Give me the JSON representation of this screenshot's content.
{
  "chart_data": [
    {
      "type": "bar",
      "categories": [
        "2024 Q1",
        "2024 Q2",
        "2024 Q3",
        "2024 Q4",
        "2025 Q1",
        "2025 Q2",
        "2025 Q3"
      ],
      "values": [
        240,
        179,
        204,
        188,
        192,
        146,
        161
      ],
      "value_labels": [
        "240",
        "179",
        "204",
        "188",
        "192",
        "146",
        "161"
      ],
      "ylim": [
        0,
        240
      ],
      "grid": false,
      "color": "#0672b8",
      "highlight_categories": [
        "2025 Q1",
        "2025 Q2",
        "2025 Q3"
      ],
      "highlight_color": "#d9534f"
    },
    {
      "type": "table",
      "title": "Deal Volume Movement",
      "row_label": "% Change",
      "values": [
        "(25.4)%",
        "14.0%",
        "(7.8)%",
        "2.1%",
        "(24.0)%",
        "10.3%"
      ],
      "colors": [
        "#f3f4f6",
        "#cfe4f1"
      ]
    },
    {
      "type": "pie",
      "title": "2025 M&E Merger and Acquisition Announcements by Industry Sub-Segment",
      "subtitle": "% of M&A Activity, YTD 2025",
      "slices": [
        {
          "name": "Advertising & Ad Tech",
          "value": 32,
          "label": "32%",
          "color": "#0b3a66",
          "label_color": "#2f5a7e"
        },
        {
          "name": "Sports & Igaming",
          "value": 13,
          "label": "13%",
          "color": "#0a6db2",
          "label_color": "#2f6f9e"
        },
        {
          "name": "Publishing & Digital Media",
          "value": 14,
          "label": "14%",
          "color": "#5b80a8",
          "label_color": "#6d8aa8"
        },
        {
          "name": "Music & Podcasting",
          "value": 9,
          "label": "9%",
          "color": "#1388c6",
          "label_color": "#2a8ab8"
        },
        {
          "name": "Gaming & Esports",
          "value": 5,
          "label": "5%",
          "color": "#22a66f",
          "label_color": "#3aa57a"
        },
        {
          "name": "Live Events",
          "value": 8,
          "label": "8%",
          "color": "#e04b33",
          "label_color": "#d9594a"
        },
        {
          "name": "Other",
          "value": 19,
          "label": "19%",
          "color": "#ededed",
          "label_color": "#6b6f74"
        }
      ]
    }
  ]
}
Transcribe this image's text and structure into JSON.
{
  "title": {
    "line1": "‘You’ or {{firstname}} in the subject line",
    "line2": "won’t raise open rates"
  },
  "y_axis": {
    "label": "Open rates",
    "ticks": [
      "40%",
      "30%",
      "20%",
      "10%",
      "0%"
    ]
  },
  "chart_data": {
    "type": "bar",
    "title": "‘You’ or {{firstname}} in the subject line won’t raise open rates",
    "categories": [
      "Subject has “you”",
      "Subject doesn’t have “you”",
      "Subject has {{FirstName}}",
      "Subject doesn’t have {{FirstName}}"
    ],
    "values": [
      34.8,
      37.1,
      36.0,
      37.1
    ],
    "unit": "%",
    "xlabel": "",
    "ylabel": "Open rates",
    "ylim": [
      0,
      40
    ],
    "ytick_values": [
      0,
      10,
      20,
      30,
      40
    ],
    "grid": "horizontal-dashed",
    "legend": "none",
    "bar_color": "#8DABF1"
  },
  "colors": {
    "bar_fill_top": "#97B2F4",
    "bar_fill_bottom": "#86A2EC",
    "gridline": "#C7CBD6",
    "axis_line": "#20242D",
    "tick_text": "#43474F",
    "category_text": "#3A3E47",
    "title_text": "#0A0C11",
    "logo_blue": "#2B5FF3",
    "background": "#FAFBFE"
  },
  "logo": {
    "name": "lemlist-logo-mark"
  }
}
******************************
- Written task:
Only the lines from the one containing "Transcribe this image's" to the end of the data should be printed, exactly as they stand.

- Answer to the problem:
Transcribe this image's text and structure into JSON.
{
  "title": {
    "line1": "‘You’ or {{firstname}} in the subject line",
    "line2": "won’t raise open rates"
  },
  "y_axis": {
    "label": "Open rates",
    "ticks": [
      "40%",
      "30%",
      "20%",
      "10%",
      "0%"
    ]
  },
  "chart_data": {
    "type": "bar",
    "title": "‘You’ or {{firstname}} in the subject line won’t raise open rates",
    "categories": [
      "Subject has “you”",
      "Subject doesn’t have “you”",
      "Subject has {{FirstName}}",
      "Subject doesn’t have {{FirstName}}"
    ],
    "values": [
      34.8,
      37.1,
      36.0,
      37.1
    ],
    "unit": "%",
    "xlabel": "",
    "ylabel": "Open rates",
    "ylim": [
      0,
      40
    ],
    "ytick_values": [
      0,
      10,
      20,
      30,
      40
    ],
    "grid": "horizontal-dashed",
    "legend": "none",
    "bar_color": "#8DABF1"
  },
  "colors": {
    "bar_fill_top": "#97B2F4",
    "bar_fill_bottom": "#86A2EC",
    "gridline": "#C7CBD6",
    "axis_line": "#20242D",
    "tick_text": "#43474F",
    "category_text": "#3A3E47",
    "title_text": "#0A0C11",
    "logo_blue": "#2B5FF3",
    "background": "#FAFBFE"
  },
  "logo": {
    "name": "lemlist-logo-mark"
  }
}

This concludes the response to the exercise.